**Supplied records**
══════════
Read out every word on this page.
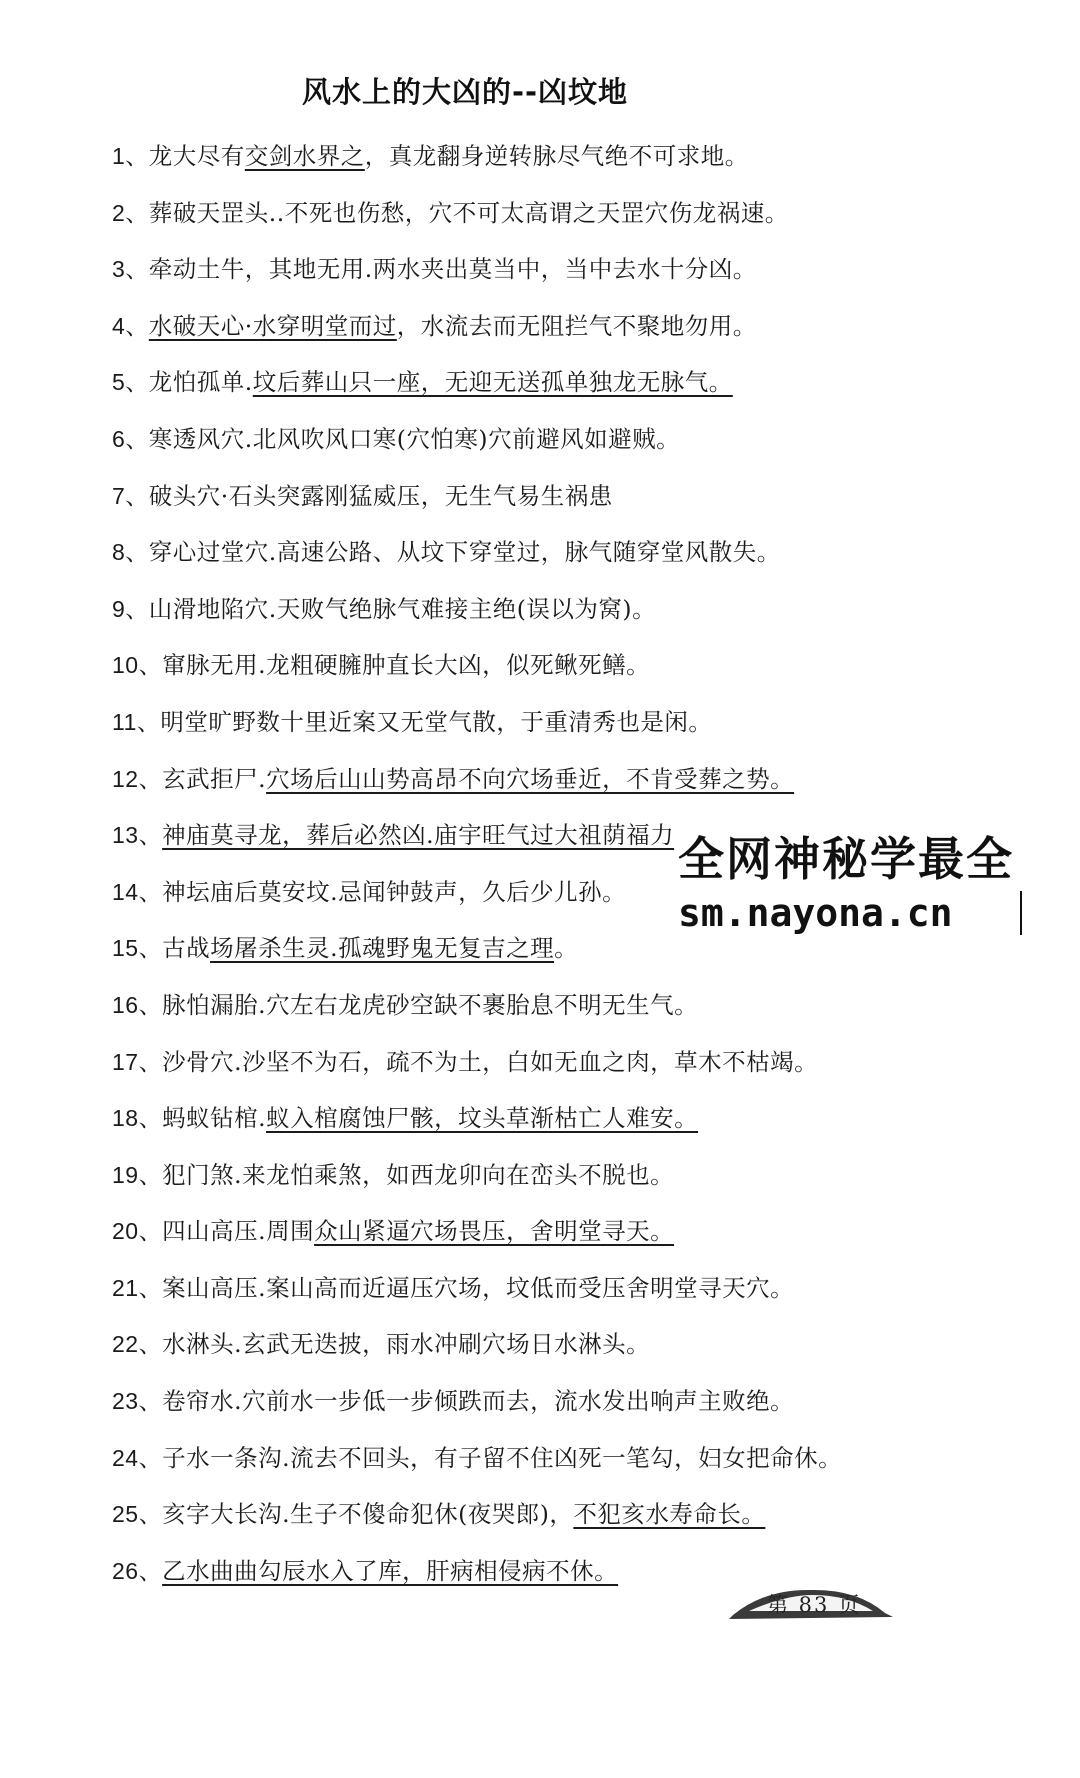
风水上的大凶的--凶坟地
1、龙大尽有交剑水界之，真龙翻身逆转脉尽气绝不可求地。
2、葬破天罡头..不死也伤愁，穴不可太高谓之天罡穴伤龙祸速。
3、牵动土牛，其地无用.两水夹出莫当中，当中去水十分凶。
4、水破天心·水穿明堂而过，水流去而无阻拦气不聚地勿用。
5、龙怕孤单.坟后葬山只一座，无迎无送孤单独龙无脉气。
6、寒透风穴.北风吹风口寒(穴怕寒)穴前避风如避贼。
7、破头穴·石头突露刚猛威压，无生气易生祸患
8、穿心过堂穴.高速公路、从坟下穿堂过，脉气随穿堂风散失。
9、山滑地陷穴.天败气绝脉气难接主绝(误以为窝)。
10、窜脉无用.龙粗硬臃肿直长大凶，似死鳅死鳝。
11、明堂旷野数十里近案又无堂气散，于重清秀也是闲。
12、玄武拒尸.穴场后山山势高昂不向穴场垂近，不肯受葬之势。
13、神庙莫寻龙，葬后必然凶.庙宇旺气过大祖荫福力
14、神坛庙后莫安坟.忌闻钟鼓声，久后少儿孙。
15、古战场屠杀生灵.孤魂野鬼无复吉之理。
16、脉怕漏胎.穴左右龙虎砂空缺不裹胎息不明无生气。
17、沙骨穴.沙坚不为石，疏不为土，白如无血之肉，草木不枯竭。
18、蚂蚁钻棺.蚁入棺腐蚀尸骸，坟头草渐枯亡人难安。
19、犯门煞.来龙怕乘煞，如西龙卯向在峦头不脱也。
20、四山高压.周围众山紧逼穴场畏压，舍明堂寻天。
21、案山高压.案山高而近逼压穴场，坟低而受压舍明堂寻天穴。
22、水淋头.玄武无迭披，雨水冲刷穴场日水淋头。
23、卷帘水.穴前水一步低一步倾跌而去，流水发出响声主败绝。
24、子水一条沟.流去不回头，有子留不住凶死一笔勾，妇女把命休。
25、亥字大长沟.生子不傻命犯休(夜哭郎)，不犯亥水寿命长。
26、乙水曲曲勾辰水入了库，肝病相侵病不休。
全网神秘学最全
sm.nayona.cn
第 83 页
══════════
**What is expected**
Except for the pictures, reproduce every line exactly.

**Exercise answer**
Read out every word on this page.
风水上的大凶的--凶坟地
1、龙大尽有交剑水界之，真龙翻身逆转脉尽气绝不可求地。
2、葬破天罡头..不死也伤愁，穴不可太高谓之天罡穴伤龙祸速。
3、牵动土牛，其地无用.两水夹出莫当中，当中去水十分凶。
4、水破天心·水穿明堂而过，水流去而无阻拦气不聚地勿用。
5、龙怕孤单.坟后葬山只一座，无迎无送孤单独龙无脉气。
6、寒透风穴.北风吹风口寒(穴怕寒)穴前避风如避贼。
7、破头穴·石头突露刚猛威压，无生气易生祸患
8、穿心过堂穴.高速公路、从坟下穿堂过，脉气随穿堂风散失。
9、山滑地陷穴.天败气绝脉气难接主绝(误以为窝)。
10、窜脉无用.龙粗硬臃肿直长大凶，似死鳅死鳝。
11、明堂旷野数十里近案又无堂气散，于重清秀也是闲。
12、玄武拒尸.穴场后山山势高昂不向穴场垂近，不肯受葬之势。
13、神庙莫寻龙，葬后必然凶.庙宇旺气过大祖荫福力
14、神坛庙后莫安坟.忌闻钟鼓声，久后少儿孙。
15、古战场屠杀生灵.孤魂野鬼无复吉之理。
16、脉怕漏胎.穴左右龙虎砂空缺不裹胎息不明无生气。
17、沙骨穴.沙坚不为石，疏不为土，白如无血之肉，草木不枯竭。
18、蚂蚁钻棺.蚁入棺腐蚀尸骸，坟头草渐枯亡人难安。
19、犯门煞.来龙怕乘煞，如西龙卯向在峦头不脱也。
20、四山高压.周围众山紧逼穴场畏压，舍明堂寻天。
21、案山高压.案山高而近逼压穴场，坟低而受压舍明堂寻天穴。
22、水淋头.玄武无迭披，雨水冲刷穴场日水淋头。
23、卷帘水.穴前水一步低一步倾跌而去，流水发出响声主败绝。
24、子水一条沟.流去不回头，有子留不住凶死一笔勾，妇女把命休。
25、亥字大长沟.生子不傻命犯休(夜哭郎)，不犯亥水寿命长。
26、乙水曲曲勾辰水入了库，肝病相侵病不休。
全网神秘学最全
sm.nayona.cn
第 83 页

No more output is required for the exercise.